INPUT

-- begin --

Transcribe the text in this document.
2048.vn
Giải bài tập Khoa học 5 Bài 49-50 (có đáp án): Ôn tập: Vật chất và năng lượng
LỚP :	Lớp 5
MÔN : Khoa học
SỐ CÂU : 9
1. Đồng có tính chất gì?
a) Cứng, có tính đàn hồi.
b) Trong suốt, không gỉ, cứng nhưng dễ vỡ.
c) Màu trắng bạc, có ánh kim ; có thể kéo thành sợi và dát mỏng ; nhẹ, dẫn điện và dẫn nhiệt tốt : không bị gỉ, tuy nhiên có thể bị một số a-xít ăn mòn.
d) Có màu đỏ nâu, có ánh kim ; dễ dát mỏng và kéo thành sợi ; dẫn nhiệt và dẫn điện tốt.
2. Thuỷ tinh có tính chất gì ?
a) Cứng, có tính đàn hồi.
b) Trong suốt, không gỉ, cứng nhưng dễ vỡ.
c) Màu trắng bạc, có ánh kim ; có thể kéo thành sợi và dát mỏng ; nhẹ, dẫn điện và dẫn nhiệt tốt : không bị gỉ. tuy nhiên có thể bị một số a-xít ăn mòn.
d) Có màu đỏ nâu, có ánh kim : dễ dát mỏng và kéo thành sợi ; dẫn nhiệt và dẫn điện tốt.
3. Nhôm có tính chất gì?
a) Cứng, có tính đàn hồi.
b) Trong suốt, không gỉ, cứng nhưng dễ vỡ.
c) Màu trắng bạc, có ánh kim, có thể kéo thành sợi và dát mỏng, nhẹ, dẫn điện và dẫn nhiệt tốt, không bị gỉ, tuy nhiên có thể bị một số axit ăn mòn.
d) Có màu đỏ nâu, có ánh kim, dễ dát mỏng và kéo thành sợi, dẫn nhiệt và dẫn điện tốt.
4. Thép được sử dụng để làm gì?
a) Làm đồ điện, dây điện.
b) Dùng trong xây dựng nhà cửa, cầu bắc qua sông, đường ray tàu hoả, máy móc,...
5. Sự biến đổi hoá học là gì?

-- end --
-- begin --

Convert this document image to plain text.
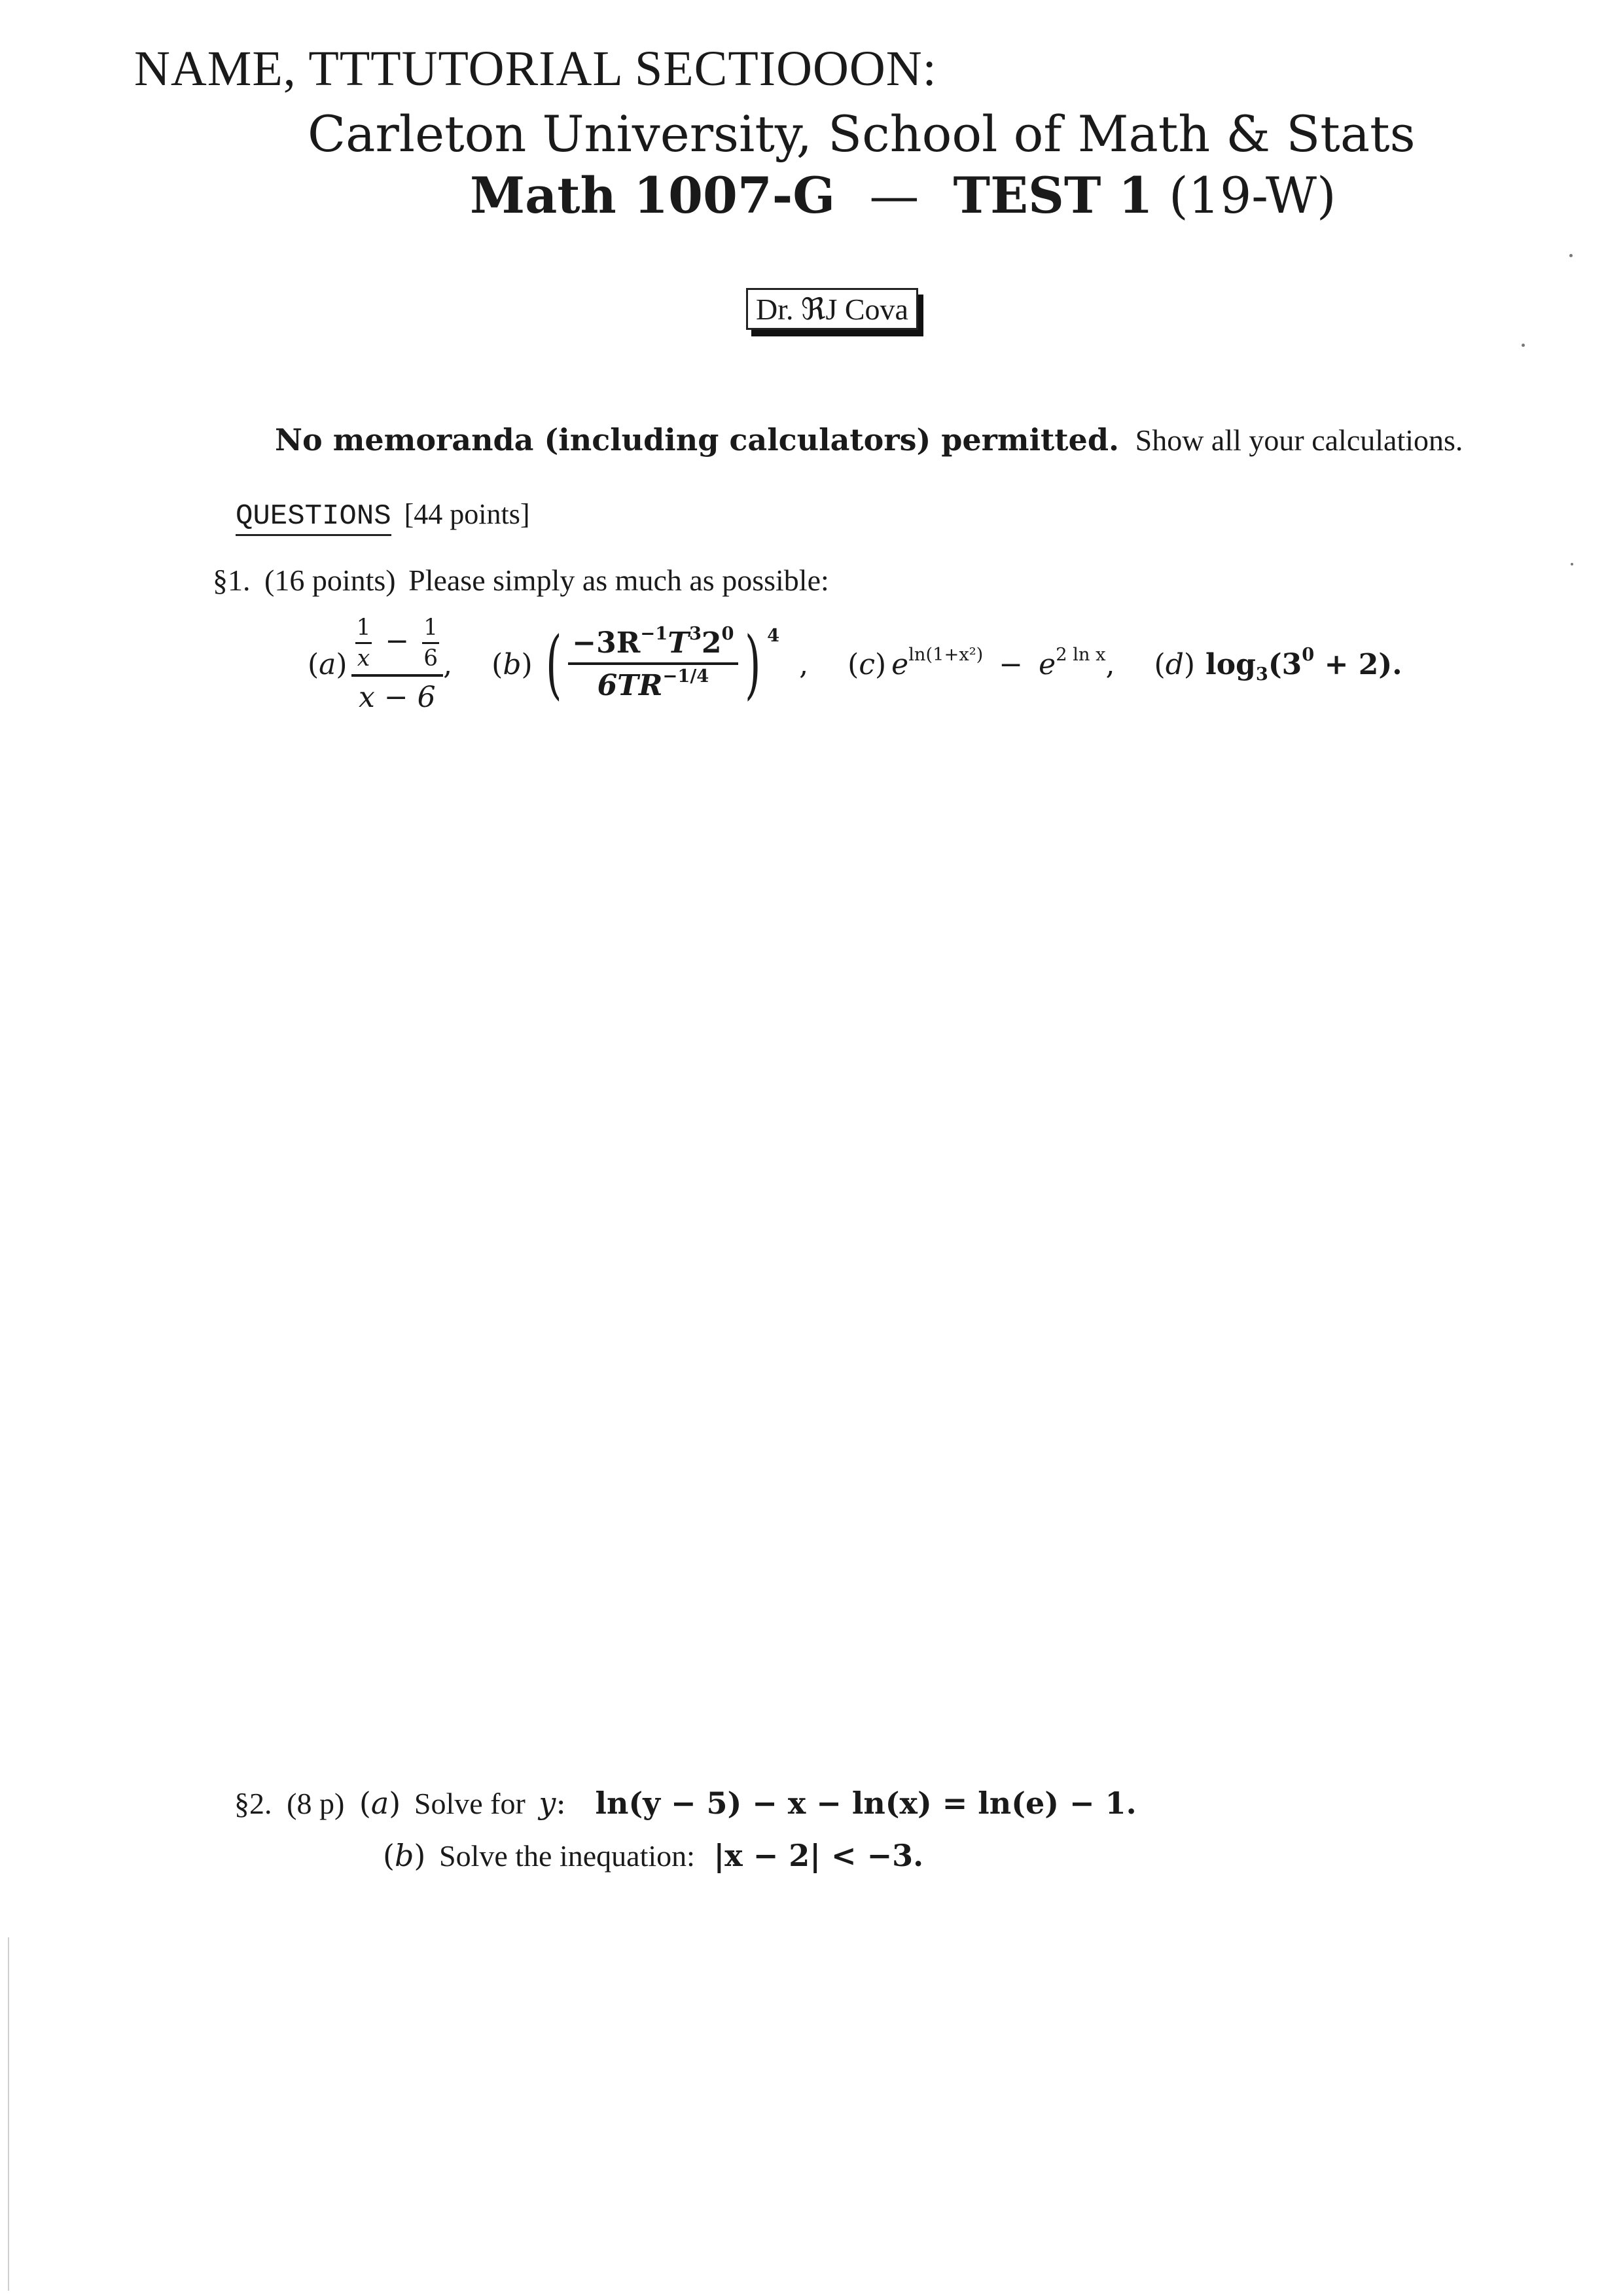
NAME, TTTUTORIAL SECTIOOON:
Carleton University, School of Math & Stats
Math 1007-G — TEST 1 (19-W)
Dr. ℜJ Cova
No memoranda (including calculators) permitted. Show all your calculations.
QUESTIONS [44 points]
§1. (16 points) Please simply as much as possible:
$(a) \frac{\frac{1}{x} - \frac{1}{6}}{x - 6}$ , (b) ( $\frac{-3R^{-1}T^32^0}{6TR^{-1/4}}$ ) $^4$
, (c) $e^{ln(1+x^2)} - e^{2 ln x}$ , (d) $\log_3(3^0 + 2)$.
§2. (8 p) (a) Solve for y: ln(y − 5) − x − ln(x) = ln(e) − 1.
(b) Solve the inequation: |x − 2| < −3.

-- end --

WHAT IS NEEDED
Scan the listing above and identify each line holding the string "points"; copy every such line.

EXERCISE OUTPUT
QUESTIONS [44 points]
§1. (16 points) Please simply as much as possible:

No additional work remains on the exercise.